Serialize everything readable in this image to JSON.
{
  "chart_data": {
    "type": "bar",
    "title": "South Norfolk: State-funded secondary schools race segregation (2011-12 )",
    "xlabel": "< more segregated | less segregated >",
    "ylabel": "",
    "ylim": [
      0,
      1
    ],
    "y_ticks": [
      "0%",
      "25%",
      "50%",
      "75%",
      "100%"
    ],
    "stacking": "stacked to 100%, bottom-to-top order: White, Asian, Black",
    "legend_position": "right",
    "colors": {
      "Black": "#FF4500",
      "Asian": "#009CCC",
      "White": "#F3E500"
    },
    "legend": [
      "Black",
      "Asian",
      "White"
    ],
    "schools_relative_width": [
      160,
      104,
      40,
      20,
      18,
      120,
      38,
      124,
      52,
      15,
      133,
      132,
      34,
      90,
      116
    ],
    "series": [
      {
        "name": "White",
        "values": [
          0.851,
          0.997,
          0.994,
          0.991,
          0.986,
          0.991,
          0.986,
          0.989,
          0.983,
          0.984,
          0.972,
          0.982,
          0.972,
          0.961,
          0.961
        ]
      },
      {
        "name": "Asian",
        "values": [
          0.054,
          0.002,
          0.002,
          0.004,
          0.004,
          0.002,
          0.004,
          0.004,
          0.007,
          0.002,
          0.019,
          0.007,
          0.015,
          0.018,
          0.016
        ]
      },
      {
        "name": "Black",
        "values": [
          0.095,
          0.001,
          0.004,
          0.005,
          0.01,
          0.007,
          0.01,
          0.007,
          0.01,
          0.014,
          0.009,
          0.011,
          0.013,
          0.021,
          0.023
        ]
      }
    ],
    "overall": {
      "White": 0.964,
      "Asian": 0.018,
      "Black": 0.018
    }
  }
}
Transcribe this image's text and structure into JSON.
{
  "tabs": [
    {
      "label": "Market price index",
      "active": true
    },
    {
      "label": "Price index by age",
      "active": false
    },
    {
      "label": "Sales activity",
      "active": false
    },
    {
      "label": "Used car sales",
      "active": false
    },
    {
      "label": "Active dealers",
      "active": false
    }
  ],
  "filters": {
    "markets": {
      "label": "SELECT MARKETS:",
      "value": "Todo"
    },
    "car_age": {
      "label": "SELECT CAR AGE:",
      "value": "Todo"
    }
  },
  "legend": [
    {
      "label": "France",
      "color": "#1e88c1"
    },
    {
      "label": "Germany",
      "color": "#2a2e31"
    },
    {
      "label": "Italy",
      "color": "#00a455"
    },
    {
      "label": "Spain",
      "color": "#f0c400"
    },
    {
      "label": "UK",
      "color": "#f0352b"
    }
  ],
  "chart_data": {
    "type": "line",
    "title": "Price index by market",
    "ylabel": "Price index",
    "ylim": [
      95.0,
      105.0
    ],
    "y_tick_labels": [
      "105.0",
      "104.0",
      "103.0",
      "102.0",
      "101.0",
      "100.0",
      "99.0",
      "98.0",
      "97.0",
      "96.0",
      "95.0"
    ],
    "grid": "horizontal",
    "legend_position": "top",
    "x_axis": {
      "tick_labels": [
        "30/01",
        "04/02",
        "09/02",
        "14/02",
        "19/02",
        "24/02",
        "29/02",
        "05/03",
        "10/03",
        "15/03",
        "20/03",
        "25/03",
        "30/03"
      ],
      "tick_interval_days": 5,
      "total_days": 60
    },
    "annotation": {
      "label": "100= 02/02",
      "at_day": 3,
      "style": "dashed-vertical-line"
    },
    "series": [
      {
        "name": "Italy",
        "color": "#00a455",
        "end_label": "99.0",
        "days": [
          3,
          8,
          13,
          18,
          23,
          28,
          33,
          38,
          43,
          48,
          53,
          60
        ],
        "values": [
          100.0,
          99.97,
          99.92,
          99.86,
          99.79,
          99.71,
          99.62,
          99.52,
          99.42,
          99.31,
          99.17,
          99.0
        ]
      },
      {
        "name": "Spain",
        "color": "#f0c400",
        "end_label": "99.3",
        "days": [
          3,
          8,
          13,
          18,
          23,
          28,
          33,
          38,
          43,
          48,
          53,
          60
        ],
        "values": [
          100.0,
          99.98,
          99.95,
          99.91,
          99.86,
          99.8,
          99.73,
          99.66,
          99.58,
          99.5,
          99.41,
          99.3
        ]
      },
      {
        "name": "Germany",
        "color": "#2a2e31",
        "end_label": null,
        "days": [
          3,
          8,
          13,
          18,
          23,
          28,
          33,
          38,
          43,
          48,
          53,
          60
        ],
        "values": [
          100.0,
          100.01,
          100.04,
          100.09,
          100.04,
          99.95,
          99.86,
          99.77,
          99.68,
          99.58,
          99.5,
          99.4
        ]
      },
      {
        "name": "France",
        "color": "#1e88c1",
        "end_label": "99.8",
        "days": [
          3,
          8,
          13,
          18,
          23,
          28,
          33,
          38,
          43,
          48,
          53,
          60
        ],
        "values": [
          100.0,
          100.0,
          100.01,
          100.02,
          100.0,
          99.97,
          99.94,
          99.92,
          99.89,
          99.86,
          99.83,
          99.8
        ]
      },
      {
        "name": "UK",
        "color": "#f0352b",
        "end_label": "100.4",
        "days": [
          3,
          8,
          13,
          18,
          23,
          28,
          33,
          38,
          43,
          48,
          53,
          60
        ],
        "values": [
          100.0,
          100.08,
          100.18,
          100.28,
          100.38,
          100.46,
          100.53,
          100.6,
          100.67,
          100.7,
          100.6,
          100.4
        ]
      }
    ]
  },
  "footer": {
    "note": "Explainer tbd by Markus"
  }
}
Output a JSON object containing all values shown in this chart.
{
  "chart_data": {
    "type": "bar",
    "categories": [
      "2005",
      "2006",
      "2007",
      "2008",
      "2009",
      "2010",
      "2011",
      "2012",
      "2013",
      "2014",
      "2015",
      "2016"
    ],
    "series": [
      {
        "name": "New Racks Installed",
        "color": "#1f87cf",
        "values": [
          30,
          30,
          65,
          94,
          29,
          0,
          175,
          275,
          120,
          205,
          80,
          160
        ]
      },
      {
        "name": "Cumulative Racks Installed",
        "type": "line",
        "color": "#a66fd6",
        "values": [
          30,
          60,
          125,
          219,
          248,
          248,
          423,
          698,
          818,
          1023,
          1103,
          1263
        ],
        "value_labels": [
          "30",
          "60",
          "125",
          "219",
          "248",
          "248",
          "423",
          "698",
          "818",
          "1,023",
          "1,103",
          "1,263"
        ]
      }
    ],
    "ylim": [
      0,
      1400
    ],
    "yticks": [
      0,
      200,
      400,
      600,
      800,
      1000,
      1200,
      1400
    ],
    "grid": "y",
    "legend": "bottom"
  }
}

◆ Prompt ◆
Which lines of the data above contain "JSON"? Copy each one.

◆ Task response ◆
Serialize everything readable in this image to JSON.
Transcribe this image's text and structure into JSON.
Output a JSON object containing all values shown in this chart.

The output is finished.